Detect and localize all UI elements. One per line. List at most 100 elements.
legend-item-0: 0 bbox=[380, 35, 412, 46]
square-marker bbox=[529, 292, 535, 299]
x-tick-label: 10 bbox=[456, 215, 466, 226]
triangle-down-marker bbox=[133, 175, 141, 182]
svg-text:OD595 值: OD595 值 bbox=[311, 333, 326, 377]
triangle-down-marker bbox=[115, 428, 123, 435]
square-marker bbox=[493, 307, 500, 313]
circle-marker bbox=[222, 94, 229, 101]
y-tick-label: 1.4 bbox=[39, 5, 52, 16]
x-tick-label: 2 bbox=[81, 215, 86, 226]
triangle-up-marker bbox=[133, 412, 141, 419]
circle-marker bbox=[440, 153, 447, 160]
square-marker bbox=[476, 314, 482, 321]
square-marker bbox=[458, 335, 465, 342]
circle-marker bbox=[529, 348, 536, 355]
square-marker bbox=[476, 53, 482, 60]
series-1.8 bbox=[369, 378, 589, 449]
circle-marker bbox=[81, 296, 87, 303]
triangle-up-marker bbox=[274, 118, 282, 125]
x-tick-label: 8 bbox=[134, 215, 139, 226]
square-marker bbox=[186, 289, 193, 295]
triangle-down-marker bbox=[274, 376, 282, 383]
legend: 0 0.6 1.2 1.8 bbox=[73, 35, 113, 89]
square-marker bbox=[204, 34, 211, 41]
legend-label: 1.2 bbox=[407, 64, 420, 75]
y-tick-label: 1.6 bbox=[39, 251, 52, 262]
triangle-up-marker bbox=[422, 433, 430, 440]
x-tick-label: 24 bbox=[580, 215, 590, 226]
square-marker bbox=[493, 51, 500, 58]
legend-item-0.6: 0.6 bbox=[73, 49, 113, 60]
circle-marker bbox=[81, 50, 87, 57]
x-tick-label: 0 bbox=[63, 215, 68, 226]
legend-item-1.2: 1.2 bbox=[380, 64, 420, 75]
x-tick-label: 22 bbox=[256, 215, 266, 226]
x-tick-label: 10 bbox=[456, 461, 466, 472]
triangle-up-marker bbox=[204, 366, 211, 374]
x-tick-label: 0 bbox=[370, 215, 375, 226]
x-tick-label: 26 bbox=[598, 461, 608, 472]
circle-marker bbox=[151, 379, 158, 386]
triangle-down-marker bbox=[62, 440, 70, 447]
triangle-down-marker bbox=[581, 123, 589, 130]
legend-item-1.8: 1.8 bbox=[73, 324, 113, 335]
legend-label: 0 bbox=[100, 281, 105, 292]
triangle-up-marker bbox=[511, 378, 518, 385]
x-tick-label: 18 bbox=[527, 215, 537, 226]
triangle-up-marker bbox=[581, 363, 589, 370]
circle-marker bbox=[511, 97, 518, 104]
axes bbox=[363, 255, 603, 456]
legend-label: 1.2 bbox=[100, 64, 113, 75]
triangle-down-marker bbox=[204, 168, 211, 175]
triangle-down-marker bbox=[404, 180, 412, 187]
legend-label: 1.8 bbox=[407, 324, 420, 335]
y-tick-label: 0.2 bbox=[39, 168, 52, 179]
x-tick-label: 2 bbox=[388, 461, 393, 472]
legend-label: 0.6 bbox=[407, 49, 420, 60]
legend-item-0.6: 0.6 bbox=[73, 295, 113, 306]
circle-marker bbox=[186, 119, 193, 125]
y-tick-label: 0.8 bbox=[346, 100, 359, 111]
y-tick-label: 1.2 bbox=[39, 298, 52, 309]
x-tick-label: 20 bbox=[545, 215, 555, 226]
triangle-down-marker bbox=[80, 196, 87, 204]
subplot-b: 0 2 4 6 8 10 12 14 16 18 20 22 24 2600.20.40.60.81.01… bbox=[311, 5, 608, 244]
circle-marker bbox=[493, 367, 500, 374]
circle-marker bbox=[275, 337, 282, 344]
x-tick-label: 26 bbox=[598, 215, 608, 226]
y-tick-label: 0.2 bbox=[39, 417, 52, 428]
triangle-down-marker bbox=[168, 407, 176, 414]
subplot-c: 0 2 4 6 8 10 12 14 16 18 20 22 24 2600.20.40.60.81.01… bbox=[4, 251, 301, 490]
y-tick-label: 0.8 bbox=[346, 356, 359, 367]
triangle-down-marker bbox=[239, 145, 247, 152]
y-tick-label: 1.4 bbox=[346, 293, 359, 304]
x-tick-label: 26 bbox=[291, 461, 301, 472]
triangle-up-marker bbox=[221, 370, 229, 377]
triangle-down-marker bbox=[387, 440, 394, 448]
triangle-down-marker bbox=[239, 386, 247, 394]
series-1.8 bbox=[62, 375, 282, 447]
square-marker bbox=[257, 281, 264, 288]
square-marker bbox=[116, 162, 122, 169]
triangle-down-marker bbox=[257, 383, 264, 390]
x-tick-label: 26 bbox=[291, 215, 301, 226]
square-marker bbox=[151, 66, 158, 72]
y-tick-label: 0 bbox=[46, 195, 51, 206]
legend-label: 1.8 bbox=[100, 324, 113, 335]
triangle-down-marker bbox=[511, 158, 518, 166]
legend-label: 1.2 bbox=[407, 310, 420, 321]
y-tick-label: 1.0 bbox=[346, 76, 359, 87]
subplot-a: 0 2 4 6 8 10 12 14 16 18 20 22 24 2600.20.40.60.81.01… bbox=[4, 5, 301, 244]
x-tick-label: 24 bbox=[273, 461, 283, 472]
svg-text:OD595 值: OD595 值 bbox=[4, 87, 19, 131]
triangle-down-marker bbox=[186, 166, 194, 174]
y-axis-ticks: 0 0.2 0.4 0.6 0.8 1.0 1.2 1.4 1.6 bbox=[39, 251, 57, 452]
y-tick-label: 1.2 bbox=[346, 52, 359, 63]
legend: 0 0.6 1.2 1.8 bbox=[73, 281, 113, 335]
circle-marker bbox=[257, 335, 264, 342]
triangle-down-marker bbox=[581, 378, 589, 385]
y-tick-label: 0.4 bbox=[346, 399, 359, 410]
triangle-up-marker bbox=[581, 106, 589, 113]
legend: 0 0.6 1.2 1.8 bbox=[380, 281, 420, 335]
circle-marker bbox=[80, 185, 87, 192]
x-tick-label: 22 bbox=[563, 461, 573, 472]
::::::::
**THE EXERCISE**:
Rewrite the data from its first line down to and including the line that contains "circle-marker bbox=[222, 94, 229, 101]" as a numbered list, leaving out any blank lines.

**RESULT OF THIS EXERCISE**:
1. Detect and localize all UI elements. One per line. List at most 100 elements.
2. legend-item-0: 0 bbox=[380, 35, 412, 46]
3. square-marker bbox=[529, 292, 535, 299]
4. x-tick-label: 10 bbox=[456, 215, 466, 226]
5. triangle-down-marker bbox=[133, 175, 141, 182]
6. svg-text:OD595 值: OD595 值 bbox=[311, 333, 326, 377]
7. triangle-down-marker bbox=[115, 428, 123, 435]
8. square-marker bbox=[493, 307, 500, 313]
9. circle-marker bbox=[222, 94, 229, 101]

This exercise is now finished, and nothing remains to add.